**Directives:**
1) Output the part of the survey program passage between "Hence the title" and "their internal data.", inclusive.
2) In the survey program passage, what range of integers encoded the campus in each questionnaire record?
3) Continue the survey program passage from where it stops.

**Document section:**
Hence the title of this column: a proper view of data does indeed structure programs. This column describes a variety of programs that were made smaller (and better) by restructuring their internal data.

3.1 A Survey Program

The next program we’ll study summarized about twenty thousand questionnaires filled out by students at a particular college. Part of the output looked like this:

                 Total    US   Perm  Temp  Male Female
                         Citi  Visa  Visa

African American  1289   1239    17     2   684   593
Mexican American   675    577    80    11   448   219
Native American    198    182     5     3   132    64
Spanish Surname    411    223   152    20   224   179
Asian American     519    312   152    41   247   270
Caucasian        16272  15663   355    33  9367  6836
Other              225    123    78    19   129    92

   Totals        19589  18319   839   129 11231  8253

For each ethnic group, the number of males plus the number of females is a little less than the total because some people didn’t answer some questions. The real output was more complicated. I’ve shown all seven rows plus the total row, but only the six columns that represent the totals and two other categories, citizenship status and sex. In the real problem there were twenty-five columns that represented eight categories and three similar pages of output: one apiece for two separate campuses, and one for the sum of the two. There were also a few other closely related tables to be printed, such as the number of students that declined to answer each question. Each questionnaire was represented by a record in which entry 0 contained the ethnic group encoded as an integer between 0 and 7 (for the seven categories and “refused”), entry 1 contained the campus (an integer between 0 and 2), entry 2 contained citizenship status, and so on through entry 8.

**Data:**
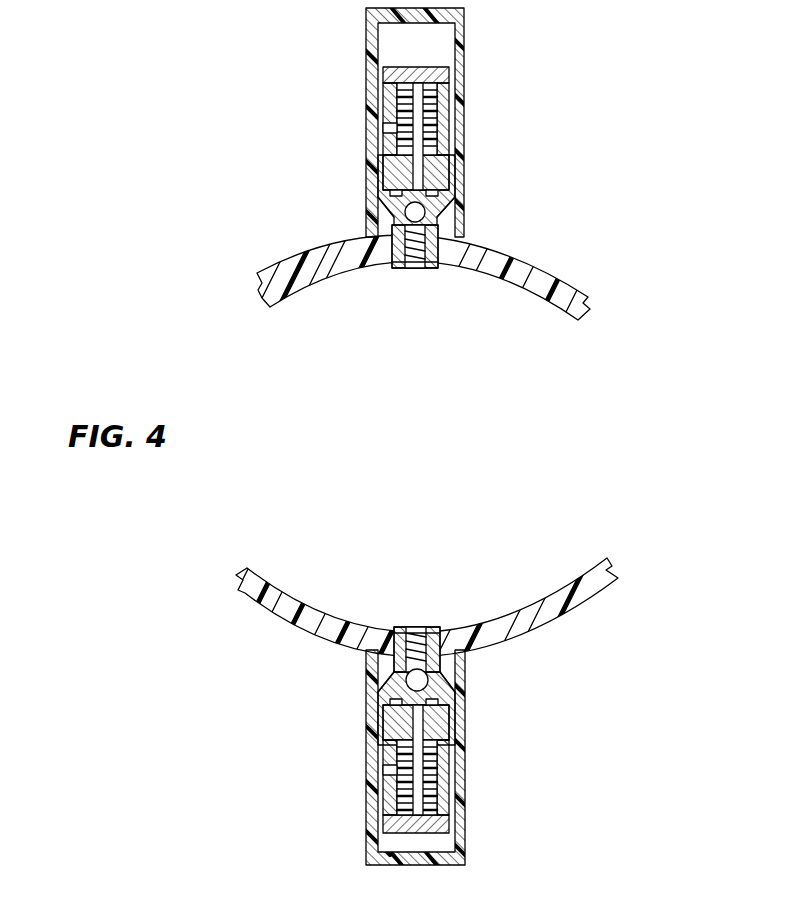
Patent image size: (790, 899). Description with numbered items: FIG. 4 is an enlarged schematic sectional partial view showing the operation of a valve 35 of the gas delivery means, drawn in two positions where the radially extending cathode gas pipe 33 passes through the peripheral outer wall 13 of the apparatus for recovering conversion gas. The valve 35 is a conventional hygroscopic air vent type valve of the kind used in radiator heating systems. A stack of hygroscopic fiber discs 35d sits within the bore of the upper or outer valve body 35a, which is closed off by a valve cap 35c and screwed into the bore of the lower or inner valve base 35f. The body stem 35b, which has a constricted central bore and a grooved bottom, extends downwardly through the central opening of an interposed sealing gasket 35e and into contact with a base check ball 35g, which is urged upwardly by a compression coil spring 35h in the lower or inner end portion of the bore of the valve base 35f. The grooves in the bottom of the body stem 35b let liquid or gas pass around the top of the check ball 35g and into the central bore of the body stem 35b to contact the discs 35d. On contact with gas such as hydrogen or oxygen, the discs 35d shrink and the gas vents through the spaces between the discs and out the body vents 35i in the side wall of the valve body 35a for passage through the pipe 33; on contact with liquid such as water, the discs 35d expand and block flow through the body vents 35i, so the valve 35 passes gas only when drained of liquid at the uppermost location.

**Set of answers:**
1)
Hence the title of this column: a proper view of data does indeed structure programs. This column describes a variety of programs that were made smaller (and better) by restructuring their internal data.

2) An integer between 0 and 2.

3)
The programmer coded the program from the systems analyst’s high-level design; after working on it for two months and producing a thousand lines of code, he estimated that he was half done. I understood his predicament after I saw the design: the program was built around 350 distinct variables — 25 columns times 7 rows times 2 pages. After variable declarations, the program consisted of a rat’s nest of logic that decided which variables to increment as each input record was read. Think for a minute about how you would write the program.

The crucial decision is that the numbers should be stored as an array. The next decision is harder: should the array be laid out according to its output structure (along the three dimensions of campus, ethnic group and the twenty-five columns) or its input structure (along the four dimensions of campus, ethnic group, category and value within category)? Ignoring the campus dimension, the approaches can be viewed as

Image

Both approaches work; the three-dimensional (left) view in my program resulted in a little more work when the data was read and a little less work when it was written. The program took 150 lines of code: 80 to build tables, 30 to produce the output I described, and 40 to produce other tables.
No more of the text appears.